> _WHAT TO PRODUCE_:
Select every line holding the word "sklearn" and copy it.

Rows from a dataset:
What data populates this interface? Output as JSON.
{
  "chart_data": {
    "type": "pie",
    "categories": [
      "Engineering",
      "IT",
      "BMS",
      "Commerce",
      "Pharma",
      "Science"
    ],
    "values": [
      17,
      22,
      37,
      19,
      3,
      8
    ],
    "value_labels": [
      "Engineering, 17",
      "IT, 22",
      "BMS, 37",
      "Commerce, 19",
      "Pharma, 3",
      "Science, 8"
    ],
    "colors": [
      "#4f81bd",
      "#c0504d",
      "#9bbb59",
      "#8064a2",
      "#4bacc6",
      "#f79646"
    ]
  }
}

* * *

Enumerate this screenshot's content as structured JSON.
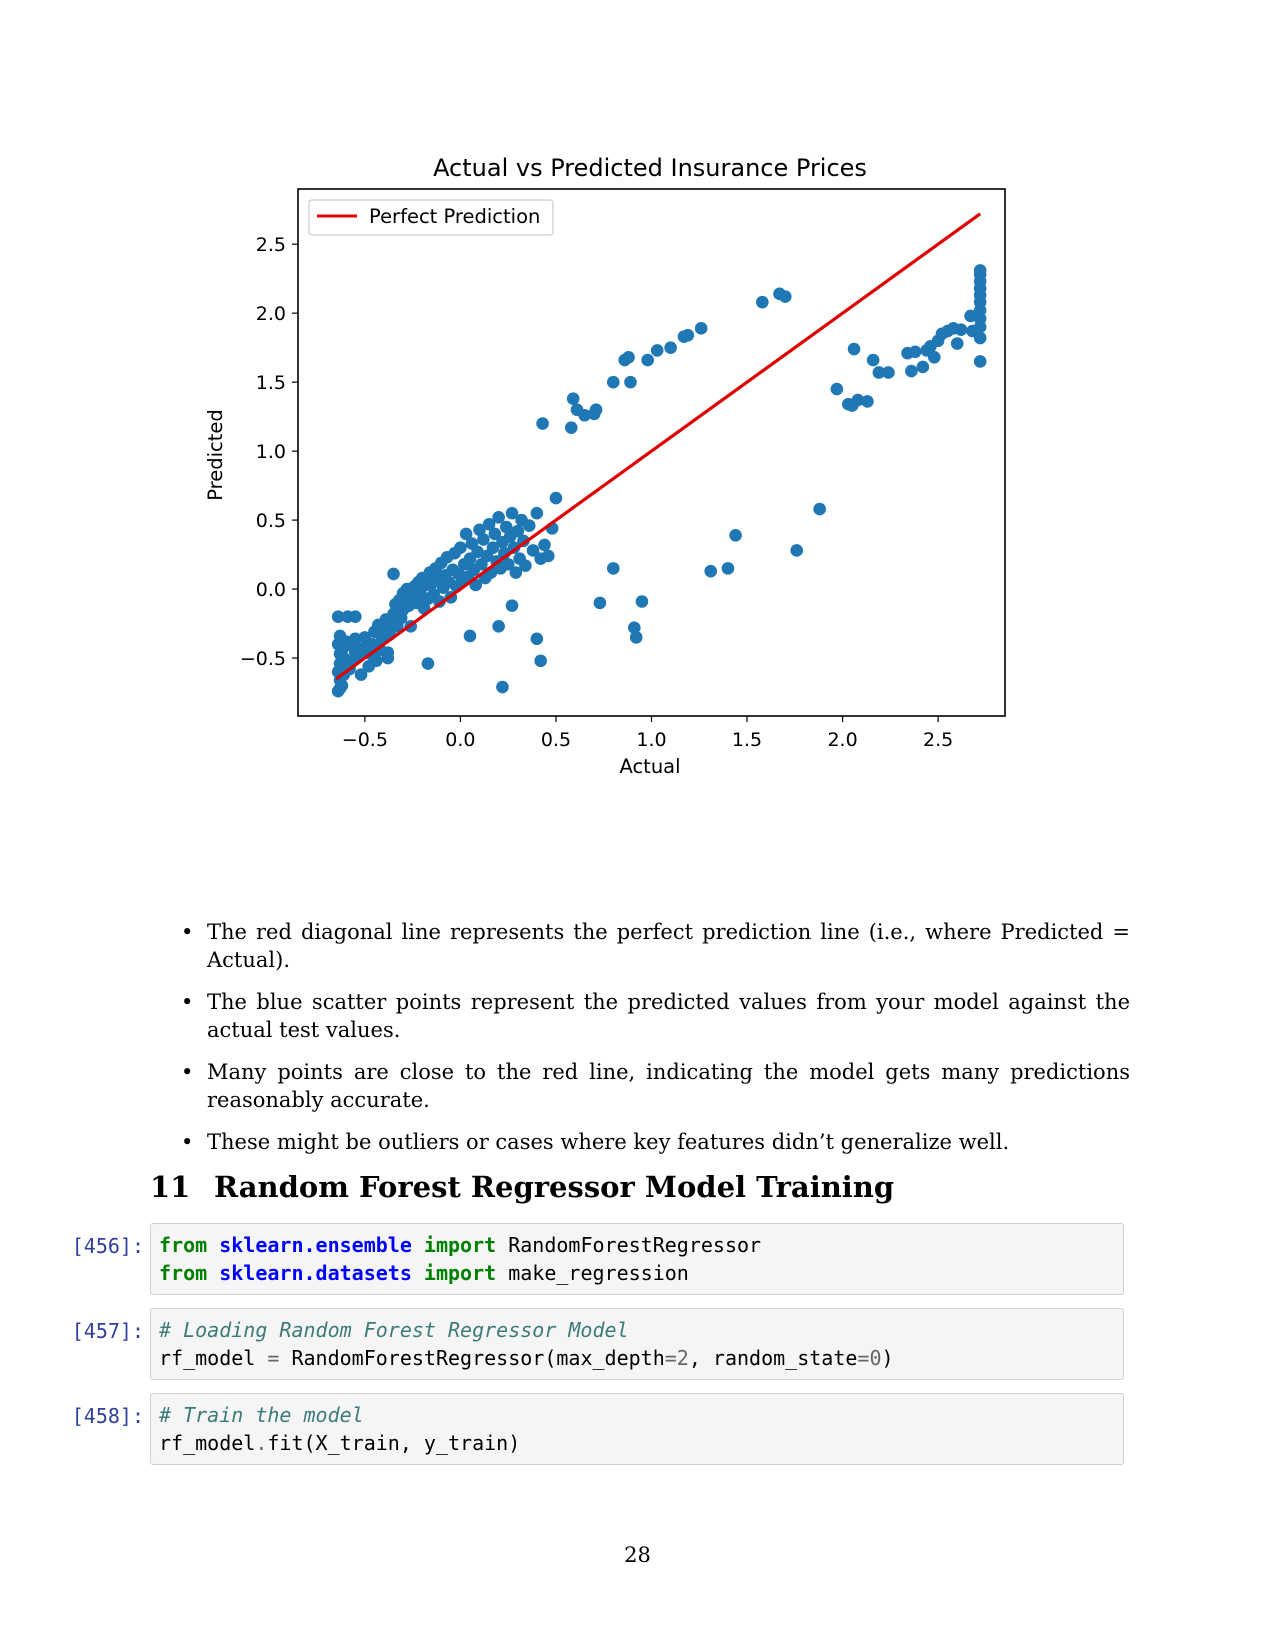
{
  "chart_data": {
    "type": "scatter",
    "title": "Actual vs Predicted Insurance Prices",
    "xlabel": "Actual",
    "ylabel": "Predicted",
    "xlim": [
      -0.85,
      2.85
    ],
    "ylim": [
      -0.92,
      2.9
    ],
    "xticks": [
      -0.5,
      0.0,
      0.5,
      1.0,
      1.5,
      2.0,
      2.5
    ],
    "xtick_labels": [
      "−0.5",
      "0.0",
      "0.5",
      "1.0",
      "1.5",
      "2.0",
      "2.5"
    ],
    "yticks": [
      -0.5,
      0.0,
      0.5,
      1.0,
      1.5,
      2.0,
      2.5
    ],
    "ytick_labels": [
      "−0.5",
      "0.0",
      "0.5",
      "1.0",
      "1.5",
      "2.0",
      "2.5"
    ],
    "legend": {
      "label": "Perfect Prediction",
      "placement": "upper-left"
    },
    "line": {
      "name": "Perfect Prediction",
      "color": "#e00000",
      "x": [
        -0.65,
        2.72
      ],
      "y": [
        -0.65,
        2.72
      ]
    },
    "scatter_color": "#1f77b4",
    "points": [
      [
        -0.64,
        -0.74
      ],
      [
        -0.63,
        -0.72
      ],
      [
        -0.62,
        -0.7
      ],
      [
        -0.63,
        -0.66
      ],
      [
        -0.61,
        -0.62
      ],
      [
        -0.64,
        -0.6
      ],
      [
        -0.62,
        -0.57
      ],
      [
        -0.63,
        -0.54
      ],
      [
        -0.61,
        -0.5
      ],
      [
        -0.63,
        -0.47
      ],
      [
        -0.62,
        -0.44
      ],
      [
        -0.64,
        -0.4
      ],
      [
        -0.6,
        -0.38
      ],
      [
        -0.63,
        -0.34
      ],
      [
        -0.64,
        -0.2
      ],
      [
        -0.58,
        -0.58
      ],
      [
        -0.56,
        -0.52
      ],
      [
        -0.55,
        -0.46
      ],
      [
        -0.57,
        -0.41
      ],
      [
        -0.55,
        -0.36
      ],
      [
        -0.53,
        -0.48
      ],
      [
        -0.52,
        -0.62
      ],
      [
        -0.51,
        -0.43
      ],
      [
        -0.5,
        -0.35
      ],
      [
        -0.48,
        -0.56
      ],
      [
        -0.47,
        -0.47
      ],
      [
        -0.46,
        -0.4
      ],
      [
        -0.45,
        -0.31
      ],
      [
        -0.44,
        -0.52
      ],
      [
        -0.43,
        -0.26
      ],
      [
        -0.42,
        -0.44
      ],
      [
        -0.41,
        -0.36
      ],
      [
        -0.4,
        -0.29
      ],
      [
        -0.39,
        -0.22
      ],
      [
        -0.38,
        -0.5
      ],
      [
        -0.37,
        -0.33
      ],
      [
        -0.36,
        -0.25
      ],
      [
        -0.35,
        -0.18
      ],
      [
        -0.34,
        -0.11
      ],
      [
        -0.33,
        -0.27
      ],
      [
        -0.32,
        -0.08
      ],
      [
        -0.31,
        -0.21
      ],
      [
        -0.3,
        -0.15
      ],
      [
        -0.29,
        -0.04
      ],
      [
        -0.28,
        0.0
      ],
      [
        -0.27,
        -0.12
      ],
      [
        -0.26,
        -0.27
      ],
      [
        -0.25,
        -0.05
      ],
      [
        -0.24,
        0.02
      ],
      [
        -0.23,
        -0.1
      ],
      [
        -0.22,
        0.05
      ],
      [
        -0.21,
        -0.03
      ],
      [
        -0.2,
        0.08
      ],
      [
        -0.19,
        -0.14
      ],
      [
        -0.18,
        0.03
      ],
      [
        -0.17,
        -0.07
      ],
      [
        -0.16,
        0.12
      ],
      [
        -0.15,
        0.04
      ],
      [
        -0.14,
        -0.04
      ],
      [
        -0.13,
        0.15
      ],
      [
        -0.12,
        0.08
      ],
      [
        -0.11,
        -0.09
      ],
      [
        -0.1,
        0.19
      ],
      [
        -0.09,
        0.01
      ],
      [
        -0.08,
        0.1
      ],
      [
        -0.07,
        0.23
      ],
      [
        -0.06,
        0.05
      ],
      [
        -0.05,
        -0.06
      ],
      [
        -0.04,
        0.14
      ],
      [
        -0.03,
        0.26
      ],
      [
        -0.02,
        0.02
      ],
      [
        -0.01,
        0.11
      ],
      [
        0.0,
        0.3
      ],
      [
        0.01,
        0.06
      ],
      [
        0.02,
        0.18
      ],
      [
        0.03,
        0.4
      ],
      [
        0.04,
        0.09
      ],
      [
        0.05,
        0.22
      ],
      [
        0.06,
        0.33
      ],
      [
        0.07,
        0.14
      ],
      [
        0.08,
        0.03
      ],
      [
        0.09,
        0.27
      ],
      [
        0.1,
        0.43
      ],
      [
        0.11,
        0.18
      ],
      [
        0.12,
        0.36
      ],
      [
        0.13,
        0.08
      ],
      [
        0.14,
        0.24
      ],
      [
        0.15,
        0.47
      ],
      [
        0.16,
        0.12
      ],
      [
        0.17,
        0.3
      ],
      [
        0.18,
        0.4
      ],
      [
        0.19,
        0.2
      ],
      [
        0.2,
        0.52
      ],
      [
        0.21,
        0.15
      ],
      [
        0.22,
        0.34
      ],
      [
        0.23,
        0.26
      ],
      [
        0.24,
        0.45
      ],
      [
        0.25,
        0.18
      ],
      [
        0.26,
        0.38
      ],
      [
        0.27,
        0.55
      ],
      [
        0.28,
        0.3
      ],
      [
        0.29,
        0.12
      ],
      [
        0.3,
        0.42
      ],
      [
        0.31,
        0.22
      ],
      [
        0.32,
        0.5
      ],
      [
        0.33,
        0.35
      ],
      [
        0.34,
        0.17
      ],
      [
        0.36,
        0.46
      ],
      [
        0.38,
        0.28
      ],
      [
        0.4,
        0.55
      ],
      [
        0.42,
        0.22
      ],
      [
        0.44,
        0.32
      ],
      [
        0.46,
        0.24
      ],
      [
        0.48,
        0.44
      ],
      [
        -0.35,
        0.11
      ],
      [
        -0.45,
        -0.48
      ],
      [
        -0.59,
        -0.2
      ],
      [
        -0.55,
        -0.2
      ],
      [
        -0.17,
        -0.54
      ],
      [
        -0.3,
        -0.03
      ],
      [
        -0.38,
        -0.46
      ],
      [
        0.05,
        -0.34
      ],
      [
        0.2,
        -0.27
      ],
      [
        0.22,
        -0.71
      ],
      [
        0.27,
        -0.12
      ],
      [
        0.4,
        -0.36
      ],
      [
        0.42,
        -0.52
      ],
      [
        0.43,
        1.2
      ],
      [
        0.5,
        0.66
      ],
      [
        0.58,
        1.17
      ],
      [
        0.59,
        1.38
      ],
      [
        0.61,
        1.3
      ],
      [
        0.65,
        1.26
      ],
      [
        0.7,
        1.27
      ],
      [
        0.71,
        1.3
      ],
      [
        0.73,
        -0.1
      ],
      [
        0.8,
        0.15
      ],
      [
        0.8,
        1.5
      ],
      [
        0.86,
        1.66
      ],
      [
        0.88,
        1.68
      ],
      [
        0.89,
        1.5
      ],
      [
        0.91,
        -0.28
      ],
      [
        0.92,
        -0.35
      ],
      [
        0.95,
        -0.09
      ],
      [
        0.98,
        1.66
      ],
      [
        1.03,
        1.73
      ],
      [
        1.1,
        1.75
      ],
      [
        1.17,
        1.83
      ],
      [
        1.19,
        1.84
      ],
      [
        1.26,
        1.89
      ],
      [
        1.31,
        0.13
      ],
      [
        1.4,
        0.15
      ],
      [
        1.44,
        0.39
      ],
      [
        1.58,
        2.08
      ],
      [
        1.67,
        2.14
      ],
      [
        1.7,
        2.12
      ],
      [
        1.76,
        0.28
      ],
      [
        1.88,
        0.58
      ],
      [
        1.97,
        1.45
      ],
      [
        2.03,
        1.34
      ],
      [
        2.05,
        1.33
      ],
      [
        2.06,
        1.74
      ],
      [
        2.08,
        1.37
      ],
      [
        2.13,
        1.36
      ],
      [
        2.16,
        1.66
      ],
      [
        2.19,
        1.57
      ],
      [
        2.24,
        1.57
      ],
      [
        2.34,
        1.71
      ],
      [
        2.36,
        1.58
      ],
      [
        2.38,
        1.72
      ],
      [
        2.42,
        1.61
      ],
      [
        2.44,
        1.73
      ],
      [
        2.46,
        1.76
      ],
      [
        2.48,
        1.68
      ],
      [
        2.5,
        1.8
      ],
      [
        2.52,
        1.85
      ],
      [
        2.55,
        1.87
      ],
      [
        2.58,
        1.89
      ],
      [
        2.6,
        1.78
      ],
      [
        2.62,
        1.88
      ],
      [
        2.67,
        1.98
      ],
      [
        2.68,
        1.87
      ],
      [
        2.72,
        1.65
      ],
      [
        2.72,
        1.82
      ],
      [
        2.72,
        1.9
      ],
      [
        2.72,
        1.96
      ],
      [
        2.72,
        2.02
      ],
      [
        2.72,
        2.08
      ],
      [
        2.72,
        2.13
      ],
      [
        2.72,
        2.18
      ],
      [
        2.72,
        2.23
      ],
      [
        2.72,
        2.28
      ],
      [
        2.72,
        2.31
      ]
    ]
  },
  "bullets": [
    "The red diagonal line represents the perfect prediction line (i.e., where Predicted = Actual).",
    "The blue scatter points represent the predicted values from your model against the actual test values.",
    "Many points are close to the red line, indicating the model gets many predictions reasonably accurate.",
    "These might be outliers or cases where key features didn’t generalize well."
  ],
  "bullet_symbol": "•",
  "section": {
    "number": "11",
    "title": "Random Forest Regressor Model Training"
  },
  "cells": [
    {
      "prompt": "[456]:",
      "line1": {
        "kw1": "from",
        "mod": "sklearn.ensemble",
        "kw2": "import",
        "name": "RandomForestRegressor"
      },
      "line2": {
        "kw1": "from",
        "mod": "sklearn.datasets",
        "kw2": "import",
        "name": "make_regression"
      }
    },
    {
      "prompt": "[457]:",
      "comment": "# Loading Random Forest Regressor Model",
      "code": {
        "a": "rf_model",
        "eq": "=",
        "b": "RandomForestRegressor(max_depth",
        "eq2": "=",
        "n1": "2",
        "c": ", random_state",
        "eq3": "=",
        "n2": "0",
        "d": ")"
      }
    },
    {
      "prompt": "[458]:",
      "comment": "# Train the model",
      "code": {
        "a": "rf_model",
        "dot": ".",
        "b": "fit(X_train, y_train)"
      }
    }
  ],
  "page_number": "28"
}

> _FINAL RESULT_:
        "mod": "sklearn.ensemble",
        "mod": "sklearn.datasets",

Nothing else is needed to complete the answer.